EXERCISE BRIEF = Wherever the string "name" appears, copy the whole line.
_ _ _ _ _
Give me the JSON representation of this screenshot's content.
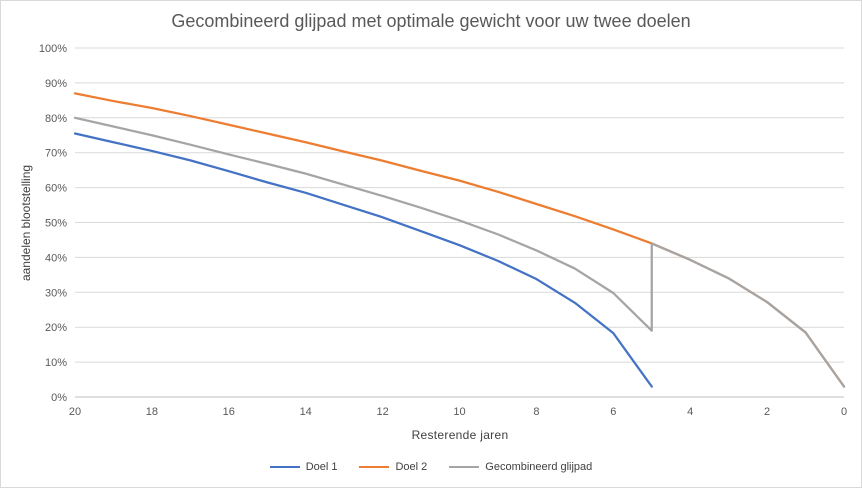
{
  "chart_data": {
    "type": "line",
    "title": "Gecombineerd glijpad met optimale gewicht voor uw twee doelen",
    "xlabel": "Resterende  jaren",
    "ylabel": "aandelen blootstelling",
    "x_ticks": [
      "20",
      "18",
      "16",
      "14",
      "12",
      "10",
      "8",
      "6",
      "4",
      "2",
      "0"
    ],
    "y_ticks": [
      "0%",
      "10%",
      "20%",
      "30%",
      "40%",
      "50%",
      "60%",
      "70%",
      "80%",
      "90%",
      "100%"
    ],
    "xlim": [
      20,
      0
    ],
    "ylim": [
      0,
      100
    ],
    "grid": "horizontal",
    "legend_position": "bottom",
    "series": [
      {
        "name": "Doel 1",
        "color": "#4472c4",
        "points": [
          [
            20,
            75.5
          ],
          [
            19,
            73
          ],
          [
            18,
            70.5
          ],
          [
            17,
            67.8
          ],
          [
            16,
            64.7
          ],
          [
            15,
            61.5
          ],
          [
            14,
            58.5
          ],
          [
            13,
            55
          ],
          [
            12,
            51.5
          ],
          [
            11,
            47.5
          ],
          [
            10,
            43.5
          ],
          [
            9,
            39
          ],
          [
            8,
            33.8
          ],
          [
            7,
            27
          ],
          [
            6,
            18.3
          ],
          [
            5,
            3
          ]
        ]
      },
      {
        "name": "Doel 2",
        "color": "#ed7d31",
        "points": [
          [
            20,
            87
          ],
          [
            19,
            84.8
          ],
          [
            18,
            82.8
          ],
          [
            17,
            80.5
          ],
          [
            16,
            78
          ],
          [
            15,
            75.5
          ],
          [
            14,
            73
          ],
          [
            13,
            70.3
          ],
          [
            12,
            67.7
          ],
          [
            11,
            64.8
          ],
          [
            10,
            62
          ],
          [
            9,
            58.8
          ],
          [
            8,
            55.3
          ],
          [
            7,
            51.8
          ],
          [
            6,
            48
          ],
          [
            5,
            44
          ],
          [
            4,
            39.3
          ],
          [
            3,
            34
          ],
          [
            2,
            27.2
          ],
          [
            1,
            18.5
          ],
          [
            0,
            3
          ]
        ]
      },
      {
        "name": "Gecombineerd glijpad",
        "color": "#a5a5a5",
        "points": [
          [
            20,
            80
          ],
          [
            19,
            77.5
          ],
          [
            18,
            75
          ],
          [
            17,
            72.3
          ],
          [
            16,
            69.5
          ],
          [
            15,
            66.8
          ],
          [
            14,
            64
          ],
          [
            13,
            60.8
          ],
          [
            12,
            57.6
          ],
          [
            11,
            54.2
          ],
          [
            10,
            50.6
          ],
          [
            9,
            46.6
          ],
          [
            8,
            42
          ],
          [
            7,
            36.8
          ],
          [
            6,
            29.8
          ],
          [
            5,
            19
          ],
          [
            5,
            44
          ],
          [
            4,
            39.3
          ],
          [
            3,
            34
          ],
          [
            2,
            27.2
          ],
          [
            1,
            18.5
          ],
          [
            0,
            3
          ]
        ]
      }
    ]
  }
}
_ _ _ _ _
FINAL RESULT =
        "name": "Doel 1",
        "name": "Doel 2",
        "name": "Gecombineerd glijpad",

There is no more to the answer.